Exercise inputs.
******
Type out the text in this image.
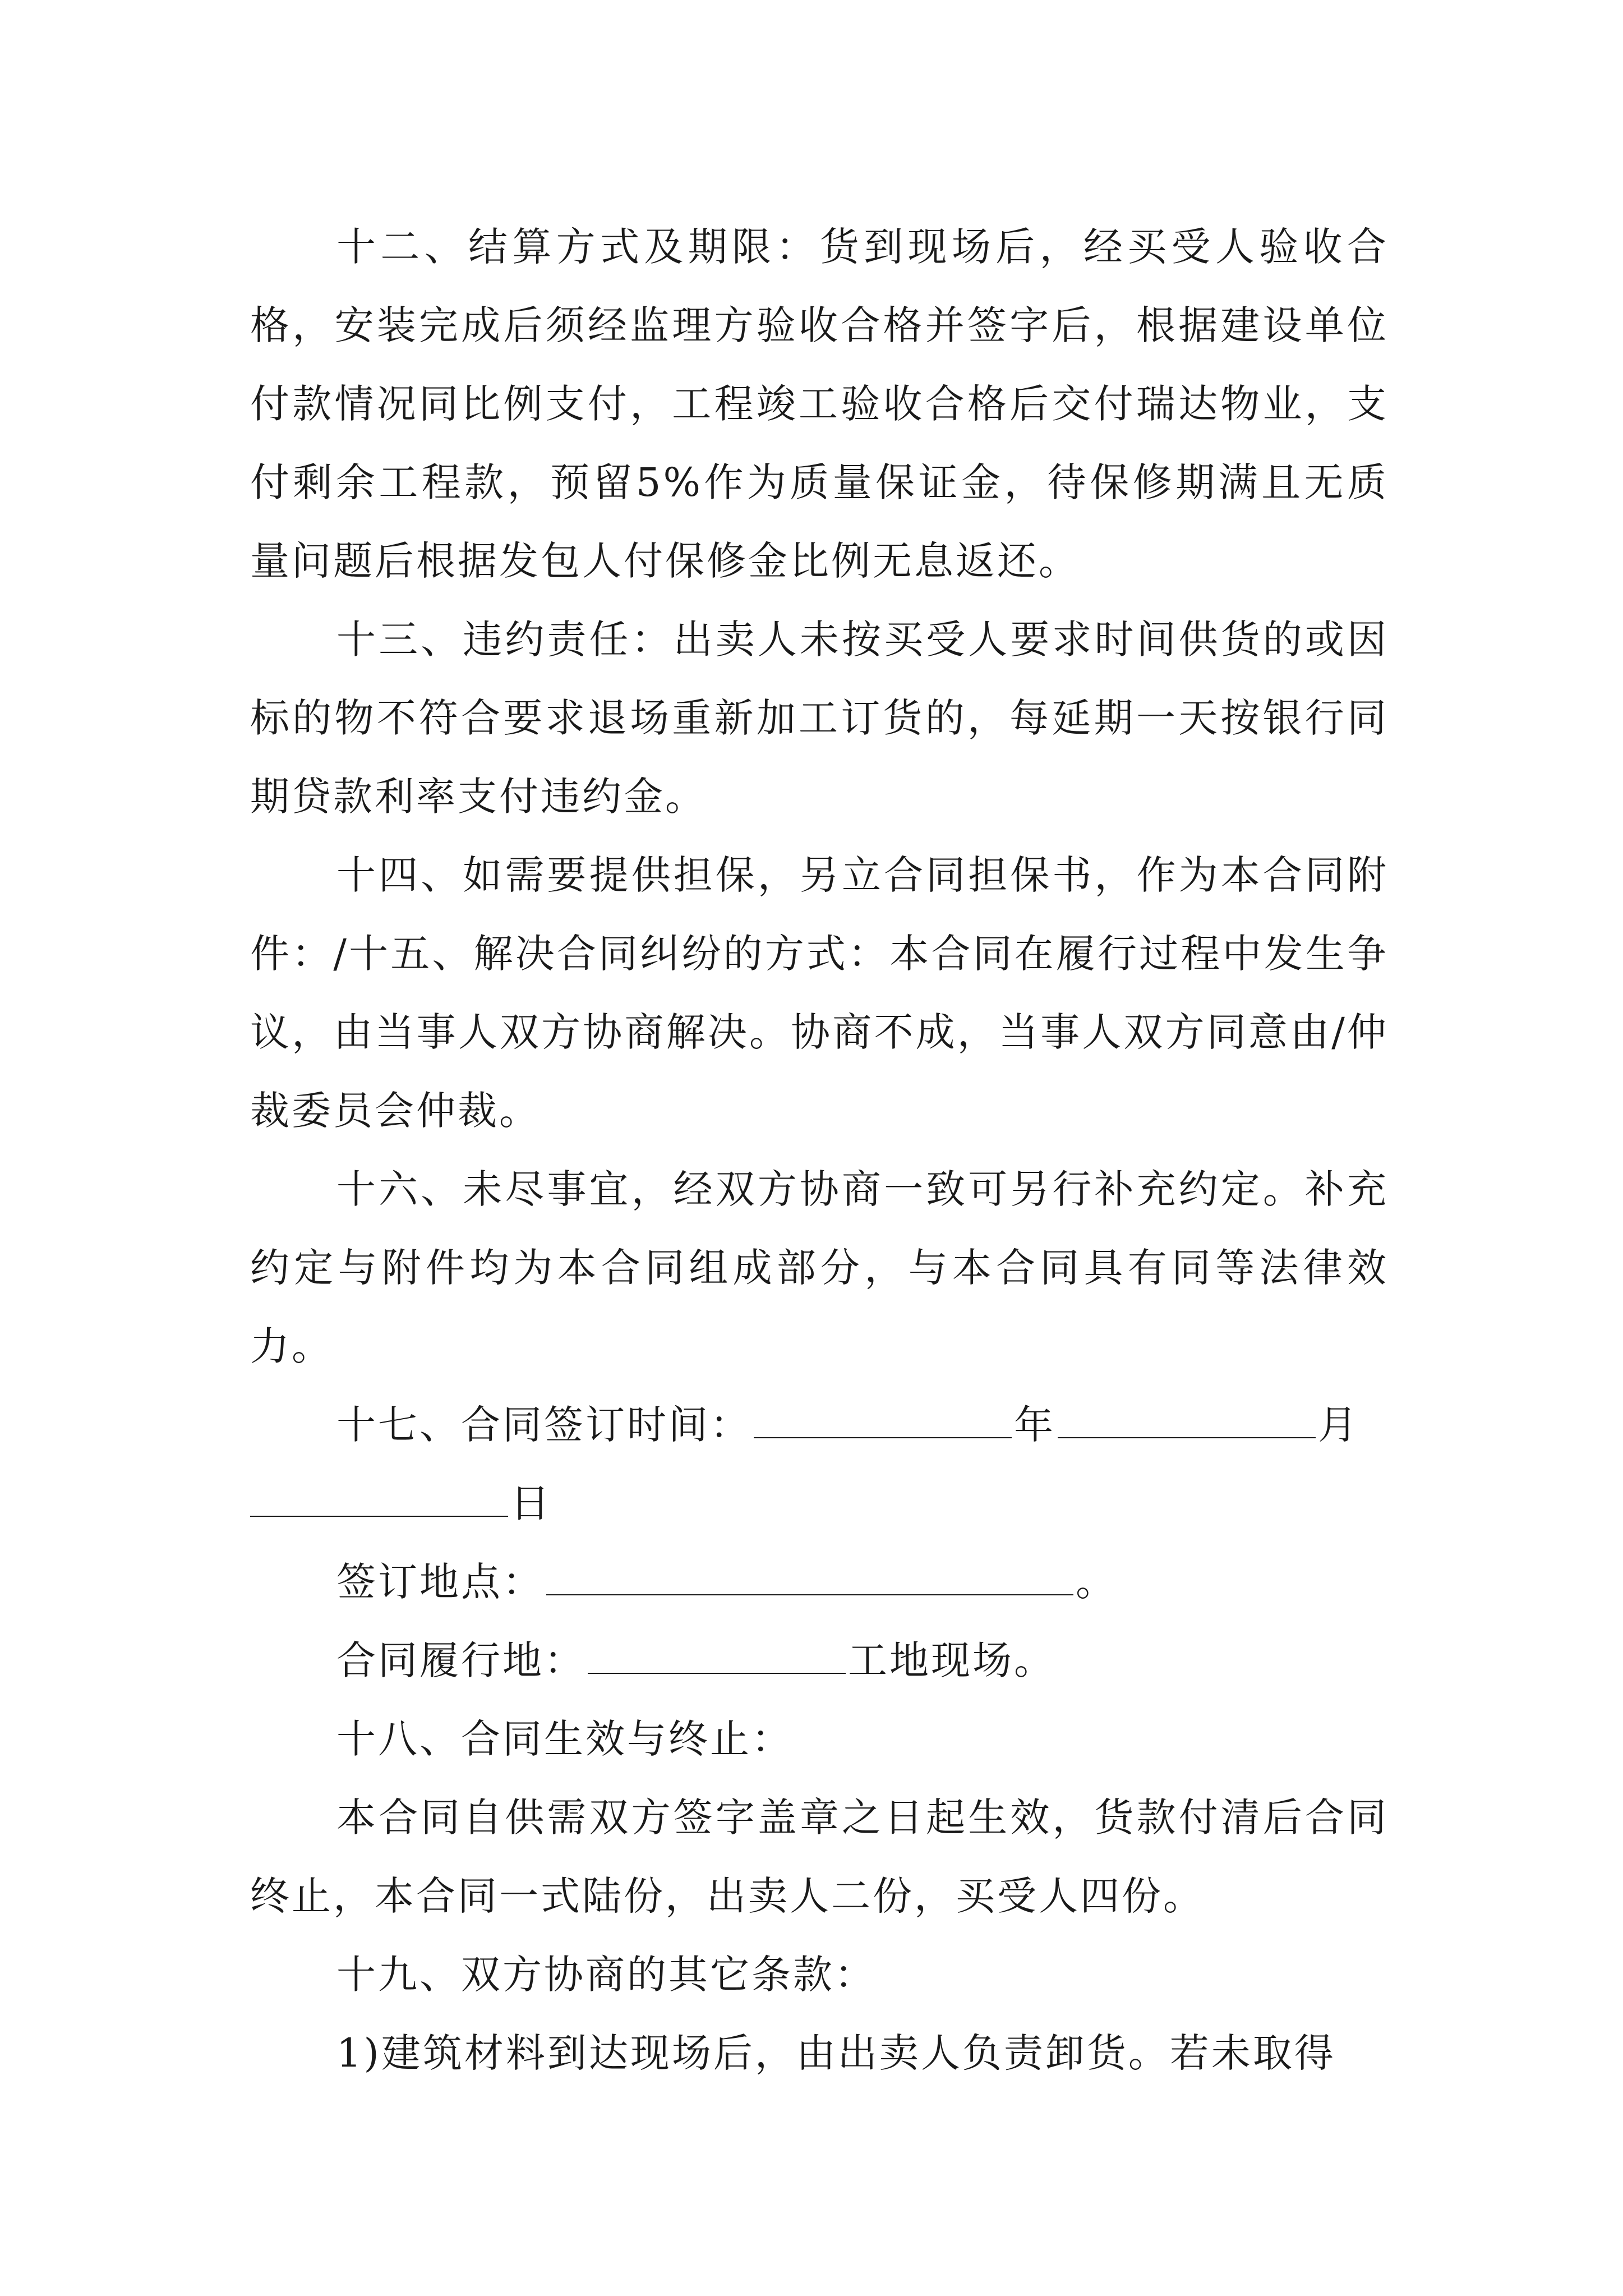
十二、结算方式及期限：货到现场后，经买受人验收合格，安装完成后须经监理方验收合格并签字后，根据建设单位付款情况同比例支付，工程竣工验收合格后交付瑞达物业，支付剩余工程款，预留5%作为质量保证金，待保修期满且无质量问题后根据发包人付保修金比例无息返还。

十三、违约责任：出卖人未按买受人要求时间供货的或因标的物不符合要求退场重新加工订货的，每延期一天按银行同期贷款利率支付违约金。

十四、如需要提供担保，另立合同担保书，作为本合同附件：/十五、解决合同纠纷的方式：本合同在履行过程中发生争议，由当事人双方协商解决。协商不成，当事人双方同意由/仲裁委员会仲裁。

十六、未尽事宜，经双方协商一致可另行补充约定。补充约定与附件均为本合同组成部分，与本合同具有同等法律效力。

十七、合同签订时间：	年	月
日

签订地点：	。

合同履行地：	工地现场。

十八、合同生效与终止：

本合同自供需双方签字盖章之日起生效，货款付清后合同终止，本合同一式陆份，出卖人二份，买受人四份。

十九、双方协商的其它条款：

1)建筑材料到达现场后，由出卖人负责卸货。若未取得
******
Any pictures should be dropped; transcribe the rest of the records above exactly.

Type out the text in this image.
十二、结算方式及期限：货到现场后，经买受人验收合格，安装完成后须经监理方验收合格并签字后，根据建设单位付款情况同比例支付，工程竣工验收合格后交付瑞达物业，支付剩余工程款，预留5%作为质量保证金，待保修期满且无质量问题后根据发包人付保修金比例无息返还。

十三、违约责任：出卖人未按买受人要求时间供货的或因标的物不符合要求退场重新加工订货的，每延期一天按银行同期贷款利率支付违约金。

十四、如需要提供担保，另立合同担保书，作为本合同附件：/十五、解决合同纠纷的方式：本合同在履行过程中发生争议，由当事人双方协商解决。协商不成，当事人双方同意由/仲裁委员会仲裁。

十六、未尽事宜，经双方协商一致可另行补充约定。补充约定与附件均为本合同组成部分，与本合同具有同等法律效力。

十七、合同签订时间：	年	月
日

签订地点：	。

合同履行地：	工地现场。

十八、合同生效与终止：

本合同自供需双方签字盖章之日起生效，货款付清后合同终止，本合同一式陆份，出卖人二份，买受人四份。

十九、双方协商的其它条款：

1)建筑材料到达现场后，由出卖人负责卸货。若未取得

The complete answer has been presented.